> _Problem statement_:
Could you print all the entries exactly?

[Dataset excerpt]
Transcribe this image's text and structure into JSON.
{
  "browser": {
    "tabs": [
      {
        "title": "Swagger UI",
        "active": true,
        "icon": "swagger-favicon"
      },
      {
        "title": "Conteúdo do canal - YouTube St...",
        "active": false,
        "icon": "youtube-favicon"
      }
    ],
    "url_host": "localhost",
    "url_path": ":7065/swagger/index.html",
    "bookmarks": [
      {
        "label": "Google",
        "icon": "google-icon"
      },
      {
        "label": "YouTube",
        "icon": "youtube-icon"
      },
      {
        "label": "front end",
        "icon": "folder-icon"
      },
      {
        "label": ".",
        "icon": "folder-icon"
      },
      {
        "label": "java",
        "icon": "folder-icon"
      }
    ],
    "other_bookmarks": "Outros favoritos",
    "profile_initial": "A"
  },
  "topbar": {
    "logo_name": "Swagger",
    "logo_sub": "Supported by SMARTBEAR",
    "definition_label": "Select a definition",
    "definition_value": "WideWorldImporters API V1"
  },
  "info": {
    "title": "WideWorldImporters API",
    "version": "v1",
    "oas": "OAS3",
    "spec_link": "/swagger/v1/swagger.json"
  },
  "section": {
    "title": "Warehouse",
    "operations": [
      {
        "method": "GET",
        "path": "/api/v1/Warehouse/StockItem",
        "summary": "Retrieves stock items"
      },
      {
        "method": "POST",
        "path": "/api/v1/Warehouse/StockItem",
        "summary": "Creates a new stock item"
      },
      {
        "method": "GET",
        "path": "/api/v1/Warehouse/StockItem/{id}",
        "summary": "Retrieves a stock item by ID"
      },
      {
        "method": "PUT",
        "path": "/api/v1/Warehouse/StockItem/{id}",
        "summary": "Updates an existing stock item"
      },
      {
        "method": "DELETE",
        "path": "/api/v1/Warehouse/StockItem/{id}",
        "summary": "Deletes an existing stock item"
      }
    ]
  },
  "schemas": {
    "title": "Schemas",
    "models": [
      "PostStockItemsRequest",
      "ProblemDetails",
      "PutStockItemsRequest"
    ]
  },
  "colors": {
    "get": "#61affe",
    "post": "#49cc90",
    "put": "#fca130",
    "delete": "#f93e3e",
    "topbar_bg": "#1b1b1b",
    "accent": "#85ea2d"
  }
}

> _The result_:
Transcribe this image's text and structure into JSON.
{
  "browser": {
    "tabs": [
      {
        "title": "Swagger UI",
        "active": true,
        "icon": "swagger-favicon"
      },
      {
        "title": "Conteúdo do canal - YouTube St...",
        "active": false,
        "icon": "youtube-favicon"
      }
    ],
    "url_host": "localhost",
    "url_path": ":7065/swagger/index.html",
    "bookmarks": [
      {
        "label": "Google",
        "icon": "google-icon"
      },
      {
        "label": "YouTube",
        "icon": "youtube-icon"
      },
      {
        "label": "front end",
        "icon": "folder-icon"
      },
      {
        "label": ".",
        "icon": "folder-icon"
      },
      {
        "label": "java",
        "icon": "folder-icon"
      }
    ],
    "other_bookmarks": "Outros favoritos",
    "profile_initial": "A"
  },
  "topbar": {
    "logo_name": "Swagger",
    "logo_sub": "Supported by SMARTBEAR",
    "definition_label": "Select a definition",
    "definition_value": "WideWorldImporters API V1"
  },
  "info": {
    "title": "WideWorldImporters API",
    "version": "v1",
    "oas": "OAS3",
    "spec_link": "/swagger/v1/swagger.json"
  },
  "section": {
    "title": "Warehouse",
    "operations": [
      {
        "method": "GET",
        "path": "/api/v1/Warehouse/StockItem",
        "summary": "Retrieves stock items"
      },
      {
        "method": "POST",
        "path": "/api/v1/Warehouse/StockItem",
        "summary": "Creates a new stock item"
      },
      {
        "method": "GET",
        "path": "/api/v1/Warehouse/StockItem/{id}",
        "summary": "Retrieves a stock item by ID"
      },
      {
        "method": "PUT",
        "path": "/api/v1/Warehouse/StockItem/{id}",
        "summary": "Updates an existing stock item"
      },
      {
        "method": "DELETE",
        "path": "/api/v1/Warehouse/StockItem/{id}",
        "summary": "Deletes an existing stock item"
      }
    ]
  },
  "schemas": {
    "title": "Schemas",
    "models": [
      "PostStockItemsRequest",
      "ProblemDetails",
      "PutStockItemsRequest"
    ]
  },
  "colors": {
    "get": "#61affe",
    "post": "#49cc90",
    "put": "#fca130",
    "delete": "#f93e3e",
    "topbar_bg": "#1b1b1b",
    "accent": "#85ea2d"
  }
}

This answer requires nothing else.